→ Input rows:
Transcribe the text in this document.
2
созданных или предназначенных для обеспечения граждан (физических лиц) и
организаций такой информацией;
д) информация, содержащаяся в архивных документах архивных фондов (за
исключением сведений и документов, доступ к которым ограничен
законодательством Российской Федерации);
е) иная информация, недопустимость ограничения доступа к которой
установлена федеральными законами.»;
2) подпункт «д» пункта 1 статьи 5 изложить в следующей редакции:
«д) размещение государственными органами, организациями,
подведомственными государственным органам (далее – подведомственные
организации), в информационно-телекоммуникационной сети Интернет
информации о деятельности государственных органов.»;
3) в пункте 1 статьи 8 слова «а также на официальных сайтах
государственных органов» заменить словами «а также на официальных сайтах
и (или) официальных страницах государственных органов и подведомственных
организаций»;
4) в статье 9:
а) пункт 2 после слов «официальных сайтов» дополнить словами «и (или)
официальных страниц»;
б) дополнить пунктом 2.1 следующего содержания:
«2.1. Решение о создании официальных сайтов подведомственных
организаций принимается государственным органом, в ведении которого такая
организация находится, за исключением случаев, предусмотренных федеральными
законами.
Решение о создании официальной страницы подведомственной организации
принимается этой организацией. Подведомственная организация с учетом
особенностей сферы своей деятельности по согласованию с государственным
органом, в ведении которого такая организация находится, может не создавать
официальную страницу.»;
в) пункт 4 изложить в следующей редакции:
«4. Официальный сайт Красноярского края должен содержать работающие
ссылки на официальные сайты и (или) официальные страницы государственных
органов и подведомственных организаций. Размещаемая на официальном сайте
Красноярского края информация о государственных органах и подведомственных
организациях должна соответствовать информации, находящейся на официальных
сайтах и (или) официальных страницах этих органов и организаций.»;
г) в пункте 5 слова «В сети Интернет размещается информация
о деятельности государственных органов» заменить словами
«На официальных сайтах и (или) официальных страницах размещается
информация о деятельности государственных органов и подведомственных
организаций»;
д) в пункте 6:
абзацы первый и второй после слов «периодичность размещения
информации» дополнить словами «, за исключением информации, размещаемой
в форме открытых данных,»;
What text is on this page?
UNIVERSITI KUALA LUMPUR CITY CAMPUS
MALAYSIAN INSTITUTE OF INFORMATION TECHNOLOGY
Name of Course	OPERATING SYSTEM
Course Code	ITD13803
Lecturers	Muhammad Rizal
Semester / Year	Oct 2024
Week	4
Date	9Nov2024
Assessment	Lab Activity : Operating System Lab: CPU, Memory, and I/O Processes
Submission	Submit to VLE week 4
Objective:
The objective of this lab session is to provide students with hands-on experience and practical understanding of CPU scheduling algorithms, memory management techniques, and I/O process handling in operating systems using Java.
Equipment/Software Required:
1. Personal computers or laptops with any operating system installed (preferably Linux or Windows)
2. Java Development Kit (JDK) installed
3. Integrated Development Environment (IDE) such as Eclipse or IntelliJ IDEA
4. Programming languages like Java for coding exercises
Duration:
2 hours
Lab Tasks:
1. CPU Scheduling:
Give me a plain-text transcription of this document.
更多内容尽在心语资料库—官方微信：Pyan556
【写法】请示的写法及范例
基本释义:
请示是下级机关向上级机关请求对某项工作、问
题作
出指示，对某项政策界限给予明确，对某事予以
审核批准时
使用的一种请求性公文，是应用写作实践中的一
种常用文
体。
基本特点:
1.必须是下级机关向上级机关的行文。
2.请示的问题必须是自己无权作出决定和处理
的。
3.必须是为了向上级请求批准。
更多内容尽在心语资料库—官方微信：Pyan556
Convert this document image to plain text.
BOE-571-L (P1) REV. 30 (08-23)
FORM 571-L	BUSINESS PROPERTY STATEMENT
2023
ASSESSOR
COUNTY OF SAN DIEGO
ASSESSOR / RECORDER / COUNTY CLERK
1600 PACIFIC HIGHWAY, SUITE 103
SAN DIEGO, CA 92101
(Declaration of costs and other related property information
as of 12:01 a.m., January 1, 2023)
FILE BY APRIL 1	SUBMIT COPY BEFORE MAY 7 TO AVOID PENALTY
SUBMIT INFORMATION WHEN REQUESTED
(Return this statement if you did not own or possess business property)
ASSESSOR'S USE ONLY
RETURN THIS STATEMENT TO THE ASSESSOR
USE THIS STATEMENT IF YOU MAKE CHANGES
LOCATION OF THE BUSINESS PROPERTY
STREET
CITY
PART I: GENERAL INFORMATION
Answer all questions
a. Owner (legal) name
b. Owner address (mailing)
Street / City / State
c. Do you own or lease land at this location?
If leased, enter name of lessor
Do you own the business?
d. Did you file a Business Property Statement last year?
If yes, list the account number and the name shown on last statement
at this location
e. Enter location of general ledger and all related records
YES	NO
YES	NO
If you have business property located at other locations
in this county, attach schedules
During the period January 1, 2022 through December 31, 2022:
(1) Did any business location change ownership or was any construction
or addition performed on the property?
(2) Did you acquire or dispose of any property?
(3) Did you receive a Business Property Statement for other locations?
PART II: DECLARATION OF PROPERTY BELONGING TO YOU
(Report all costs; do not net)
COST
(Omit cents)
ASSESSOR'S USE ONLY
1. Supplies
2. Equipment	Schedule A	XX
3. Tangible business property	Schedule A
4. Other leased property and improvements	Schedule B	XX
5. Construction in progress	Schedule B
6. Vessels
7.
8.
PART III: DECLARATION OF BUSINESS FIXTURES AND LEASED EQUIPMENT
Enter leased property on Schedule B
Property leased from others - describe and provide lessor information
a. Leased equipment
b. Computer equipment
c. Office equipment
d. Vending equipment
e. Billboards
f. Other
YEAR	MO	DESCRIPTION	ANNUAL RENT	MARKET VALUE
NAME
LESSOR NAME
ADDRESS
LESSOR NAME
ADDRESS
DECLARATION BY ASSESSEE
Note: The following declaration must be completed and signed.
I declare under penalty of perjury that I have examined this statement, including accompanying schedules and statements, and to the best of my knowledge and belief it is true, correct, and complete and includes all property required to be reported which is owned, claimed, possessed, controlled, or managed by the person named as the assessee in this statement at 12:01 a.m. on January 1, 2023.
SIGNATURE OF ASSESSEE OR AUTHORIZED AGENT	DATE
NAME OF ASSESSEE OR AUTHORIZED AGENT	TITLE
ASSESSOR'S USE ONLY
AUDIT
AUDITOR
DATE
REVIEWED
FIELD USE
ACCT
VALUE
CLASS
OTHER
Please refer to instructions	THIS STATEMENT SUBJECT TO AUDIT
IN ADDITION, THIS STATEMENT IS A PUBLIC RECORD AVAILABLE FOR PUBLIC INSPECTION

→ Aim: Only the count is wanted: report how many lines of the material above hold the word "органов".

→ Result of this exercise: 7